SHORT TASK: Extract the text of every entry below exactly; leave images out.
Start of MATERIAL FOR THIS EXERCISE
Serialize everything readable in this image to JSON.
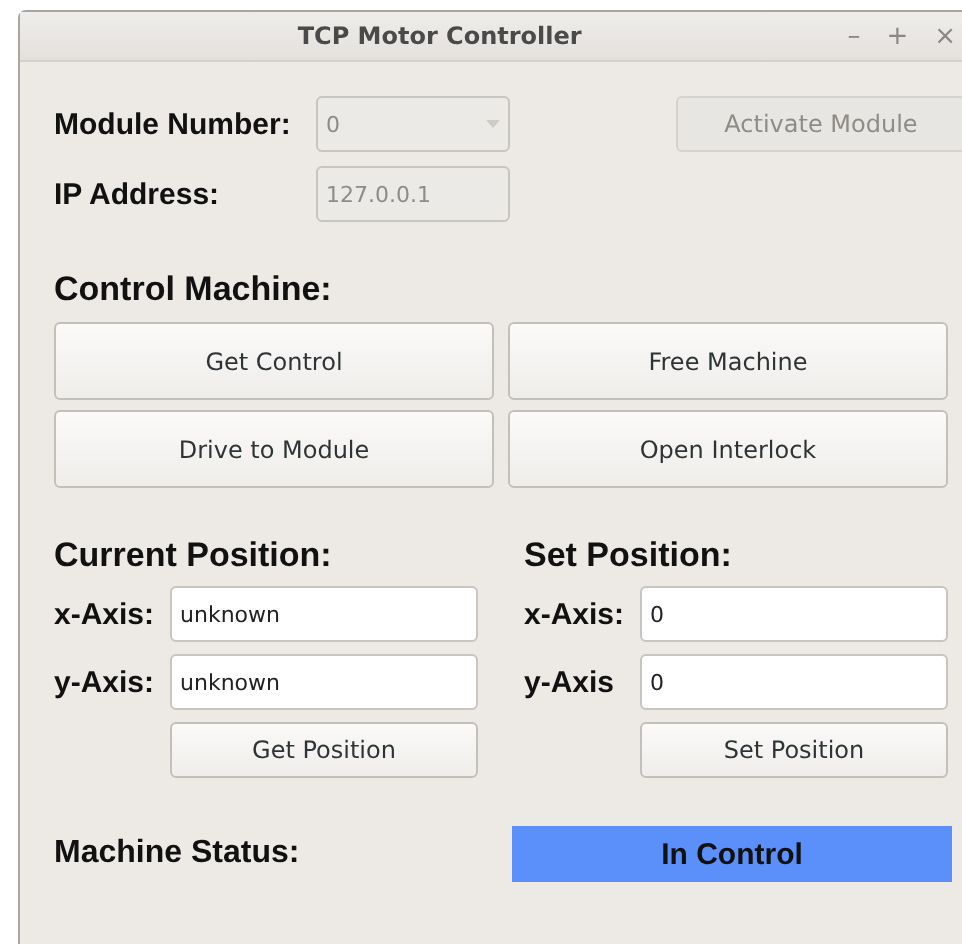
{
  "window": {
    "title": "TCP Motor Controller",
    "controls": [
      "–",
      "+",
      "×"
    ]
  },
  "module": {
    "label": "Module Number:",
    "value": "0",
    "disabled": true
  },
  "activate_button": {
    "label": "Activate Module",
    "disabled": true
  },
  "ip": {
    "label": "IP Address:",
    "value": "127.0.0.1",
    "disabled": true
  },
  "control": {
    "heading": "Control Machine:",
    "buttons": [
      "Get Control",
      "Free Machine",
      "Drive to Module",
      "Open Interlock"
    ]
  },
  "current_position": {
    "heading": "Current Position:",
    "fields": [
      {
        "label": "x-Axis:",
        "value": "unknown"
      },
      {
        "label": "y-Axis:",
        "value": "unknown"
      }
    ],
    "button": "Get Position"
  },
  "set_position": {
    "heading": "Set Position:",
    "fields": [
      {
        "label": "x-Axis:",
        "value": "0"
      },
      {
        "label": "y-Axis",
        "value": "0"
      }
    ],
    "button": "Set Position"
  },
  "status": {
    "label": "Machine Status:",
    "value": "In Control",
    "color": "#5b8ff9"
  }
}
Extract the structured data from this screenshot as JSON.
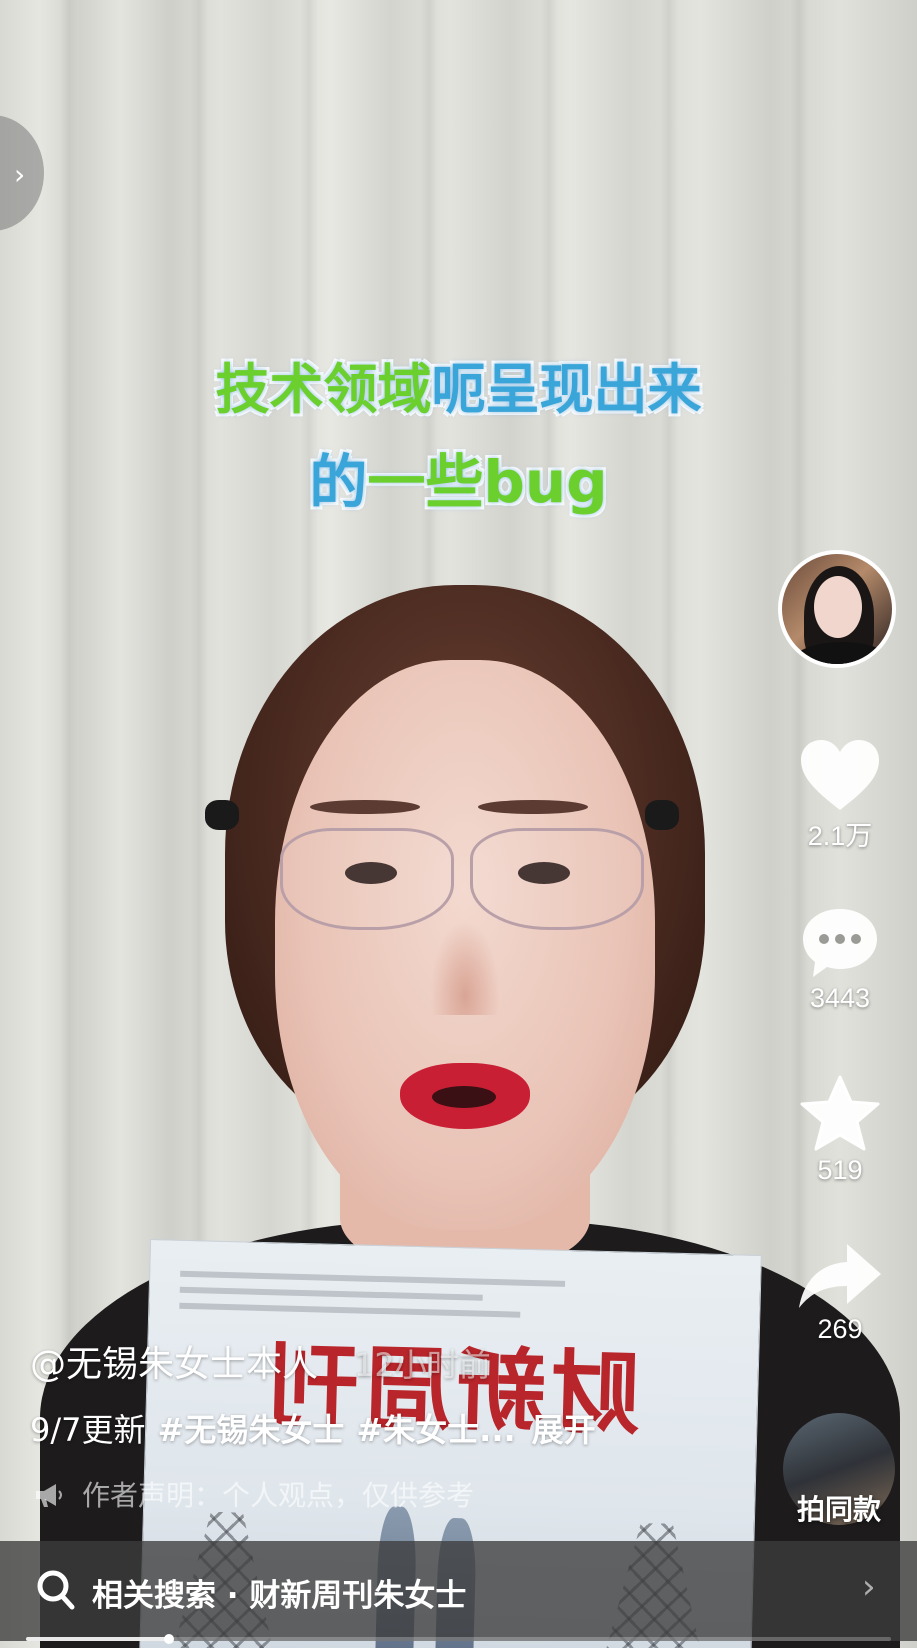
End of MATERIAL FOR THIS EXERCISE
TASK RESULT:
Serialize everything readable in this image to JSON.
{
  "window": {
    "title": "TCP Motor Controller",
    "controls": [
      "–",
      "+",
      "×"
    ]
  },
  "module": {
    "label": "Module Number:",
    "value": "0",
    "disabled": true
  },
  "activate_button": {
    "label": "Activate Module",
    "disabled": true
  },
  "ip": {
    "label": "IP Address:",
    "value": "127.0.0.1",
    "disabled": true
  },
  "control": {
    "heading": "Control Machine:",
    "buttons": [
      "Get Control",
      "Free Machine",
      "Drive to Module",
      "Open Interlock"
    ]
  },
  "current_position": {
    "heading": "Current Position:",
    "fields": [
      {
        "label": "x-Axis:",
        "value": "unknown"
      },
      {
        "label": "y-Axis:",
        "value": "unknown"
      }
    ],
    "button": "Get Position"
  },
  "set_position": {
    "heading": "Set Position:",
    "fields": [
      {
        "label": "x-Axis:",
        "value": "0"
      },
      {
        "label": "y-Axis",
        "value": "0"
      }
    ],
    "button": "Set Position"
  },
  "status": {
    "label": "Machine Status:",
    "value": "In Control",
    "color": "#5b8ff9"
  }
}
Extract the structured data from this screenshot as JSON.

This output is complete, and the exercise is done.